### What you need to do
Find the lines containing the word "System" and copy every one of them.

Stored data:
☆ ☆ ☆ ☆ ☆ ☆ ☆

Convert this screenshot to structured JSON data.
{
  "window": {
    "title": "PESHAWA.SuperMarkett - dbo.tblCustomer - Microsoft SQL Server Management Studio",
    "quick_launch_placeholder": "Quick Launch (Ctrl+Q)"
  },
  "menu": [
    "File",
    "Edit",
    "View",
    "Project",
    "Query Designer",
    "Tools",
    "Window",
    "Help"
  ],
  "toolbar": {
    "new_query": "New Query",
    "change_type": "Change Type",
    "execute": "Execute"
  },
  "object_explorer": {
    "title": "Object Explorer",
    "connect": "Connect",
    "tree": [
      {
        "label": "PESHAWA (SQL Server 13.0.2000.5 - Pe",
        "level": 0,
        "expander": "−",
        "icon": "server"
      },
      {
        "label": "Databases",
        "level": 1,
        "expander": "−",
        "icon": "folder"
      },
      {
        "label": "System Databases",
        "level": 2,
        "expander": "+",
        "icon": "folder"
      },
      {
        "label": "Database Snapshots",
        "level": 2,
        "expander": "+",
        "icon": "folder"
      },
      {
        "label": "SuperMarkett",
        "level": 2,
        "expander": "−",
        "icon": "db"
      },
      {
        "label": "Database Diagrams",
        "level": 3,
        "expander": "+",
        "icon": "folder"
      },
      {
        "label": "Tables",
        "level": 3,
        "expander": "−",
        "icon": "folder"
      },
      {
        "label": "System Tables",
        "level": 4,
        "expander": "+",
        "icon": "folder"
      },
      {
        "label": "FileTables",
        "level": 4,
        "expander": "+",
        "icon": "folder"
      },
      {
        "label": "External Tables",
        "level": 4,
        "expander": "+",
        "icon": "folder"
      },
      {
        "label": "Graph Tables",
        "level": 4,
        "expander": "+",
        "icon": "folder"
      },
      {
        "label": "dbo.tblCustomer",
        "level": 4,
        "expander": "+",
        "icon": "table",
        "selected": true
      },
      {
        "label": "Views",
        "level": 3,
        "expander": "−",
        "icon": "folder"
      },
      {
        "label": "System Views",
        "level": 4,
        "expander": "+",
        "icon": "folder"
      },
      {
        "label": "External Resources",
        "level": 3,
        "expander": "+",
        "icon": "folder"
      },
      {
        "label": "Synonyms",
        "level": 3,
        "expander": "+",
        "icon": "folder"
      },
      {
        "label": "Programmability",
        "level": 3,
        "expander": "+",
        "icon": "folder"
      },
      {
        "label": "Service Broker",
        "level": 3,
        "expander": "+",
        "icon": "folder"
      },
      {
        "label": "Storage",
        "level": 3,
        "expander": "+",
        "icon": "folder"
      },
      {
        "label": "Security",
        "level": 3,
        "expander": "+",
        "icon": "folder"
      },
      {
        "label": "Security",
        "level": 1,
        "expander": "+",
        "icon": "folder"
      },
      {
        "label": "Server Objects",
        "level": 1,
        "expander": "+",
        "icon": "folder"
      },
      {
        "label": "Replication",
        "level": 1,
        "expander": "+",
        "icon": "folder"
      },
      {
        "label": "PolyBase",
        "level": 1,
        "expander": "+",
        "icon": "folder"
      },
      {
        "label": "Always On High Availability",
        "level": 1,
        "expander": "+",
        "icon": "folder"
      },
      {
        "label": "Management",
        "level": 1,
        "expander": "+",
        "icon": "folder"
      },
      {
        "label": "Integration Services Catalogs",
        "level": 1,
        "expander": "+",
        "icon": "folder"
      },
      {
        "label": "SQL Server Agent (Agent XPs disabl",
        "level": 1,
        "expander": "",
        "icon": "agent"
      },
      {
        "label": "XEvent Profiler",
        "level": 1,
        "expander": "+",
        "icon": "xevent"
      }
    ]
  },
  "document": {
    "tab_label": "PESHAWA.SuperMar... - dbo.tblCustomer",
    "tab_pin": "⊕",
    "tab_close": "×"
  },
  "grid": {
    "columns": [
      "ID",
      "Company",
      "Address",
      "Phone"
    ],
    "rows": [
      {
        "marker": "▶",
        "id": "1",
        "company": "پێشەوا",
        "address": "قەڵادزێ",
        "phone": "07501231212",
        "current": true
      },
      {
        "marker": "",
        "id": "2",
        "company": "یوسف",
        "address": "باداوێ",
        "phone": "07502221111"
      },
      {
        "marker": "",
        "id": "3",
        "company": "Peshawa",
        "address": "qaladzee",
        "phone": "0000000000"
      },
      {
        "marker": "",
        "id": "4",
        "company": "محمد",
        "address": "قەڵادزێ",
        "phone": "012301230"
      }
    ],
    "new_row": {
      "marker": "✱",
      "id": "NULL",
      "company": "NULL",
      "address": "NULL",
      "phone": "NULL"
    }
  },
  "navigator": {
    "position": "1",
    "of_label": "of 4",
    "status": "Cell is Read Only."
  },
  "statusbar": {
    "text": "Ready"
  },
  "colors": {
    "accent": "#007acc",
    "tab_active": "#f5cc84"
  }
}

☆ ☆ ☆ ☆ ☆ ☆ ☆

### Complete response
        "label": "System Databases",
        "label": "System Tables",
        "label": "System Views",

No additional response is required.